── SOURCE MATERIAL
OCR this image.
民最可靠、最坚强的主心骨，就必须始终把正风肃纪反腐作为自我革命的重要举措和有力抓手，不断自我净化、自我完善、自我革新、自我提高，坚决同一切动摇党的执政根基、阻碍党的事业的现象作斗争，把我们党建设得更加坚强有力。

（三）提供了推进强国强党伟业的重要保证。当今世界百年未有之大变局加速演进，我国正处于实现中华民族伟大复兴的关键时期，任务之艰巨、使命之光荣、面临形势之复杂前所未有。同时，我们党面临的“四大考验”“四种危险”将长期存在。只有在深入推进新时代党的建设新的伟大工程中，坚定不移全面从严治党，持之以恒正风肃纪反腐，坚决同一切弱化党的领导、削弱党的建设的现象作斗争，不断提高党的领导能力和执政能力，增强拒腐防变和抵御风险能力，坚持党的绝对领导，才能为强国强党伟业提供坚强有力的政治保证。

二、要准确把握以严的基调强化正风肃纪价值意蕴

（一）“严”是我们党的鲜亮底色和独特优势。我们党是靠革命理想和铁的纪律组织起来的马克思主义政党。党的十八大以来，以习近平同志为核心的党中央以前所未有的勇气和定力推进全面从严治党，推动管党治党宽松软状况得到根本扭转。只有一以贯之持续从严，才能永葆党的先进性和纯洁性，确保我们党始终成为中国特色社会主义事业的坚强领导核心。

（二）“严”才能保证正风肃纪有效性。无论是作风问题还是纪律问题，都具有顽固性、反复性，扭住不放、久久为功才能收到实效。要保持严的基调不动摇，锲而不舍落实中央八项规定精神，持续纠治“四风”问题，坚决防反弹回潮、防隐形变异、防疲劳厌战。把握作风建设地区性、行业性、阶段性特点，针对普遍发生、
────
Transcribe the material above word for word.

# WORKED SOLUTION
OCR this image.
民最可靠、最坚强的主心骨，就必须始终把正风肃纪反腐作为自我革命的重要举措和有力抓手，不断自我净化、自我完善、自我革新、自我提高，坚决同一切动摇党的执政根基、阻碍党的事业的现象作斗争，把我们党建设得更加坚强有力。

（三）提供了推进强国强党伟业的重要保证。当今世界百年未有之大变局加速演进，我国正处于实现中华民族伟大复兴的关键时期，任务之艰巨、使命之光荣、面临形势之复杂前所未有。同时，我们党面临的“四大考验”“四种危险”将长期存在。只有在深入推进新时代党的建设新的伟大工程中，坚定不移全面从严治党，持之以恒正风肃纪反腐，坚决同一切弱化党的领导、削弱党的建设的现象作斗争，不断提高党的领导能力和执政能力，增强拒腐防变和抵御风险能力，坚持党的绝对领导，才能为强国强党伟业提供坚强有力的政治保证。

二、要准确把握以严的基调强化正风肃纪价值意蕴

（一）“严”是我们党的鲜亮底色和独特优势。我们党是靠革命理想和铁的纪律组织起来的马克思主义政党。党的十八大以来，以习近平同志为核心的党中央以前所未有的勇气和定力推进全面从严治党，推动管党治党宽松软状况得到根本扭转。只有一以贯之持续从严，才能永葆党的先进性和纯洁性，确保我们党始终成为中国特色社会主义事业的坚强领导核心。

（二）“严”才能保证正风肃纪有效性。无论是作风问题还是纪律问题，都具有顽固性、反复性，扭住不放、久久为功才能收到实效。要保持严的基调不动摇，锲而不舍落实中央八项规定精神，持续纠治“四风”问题，坚决防反弹回潮、防隐形变异、防疲劳厌战。把握作风建设地区性、行业性、阶段性特点，针对普遍发生、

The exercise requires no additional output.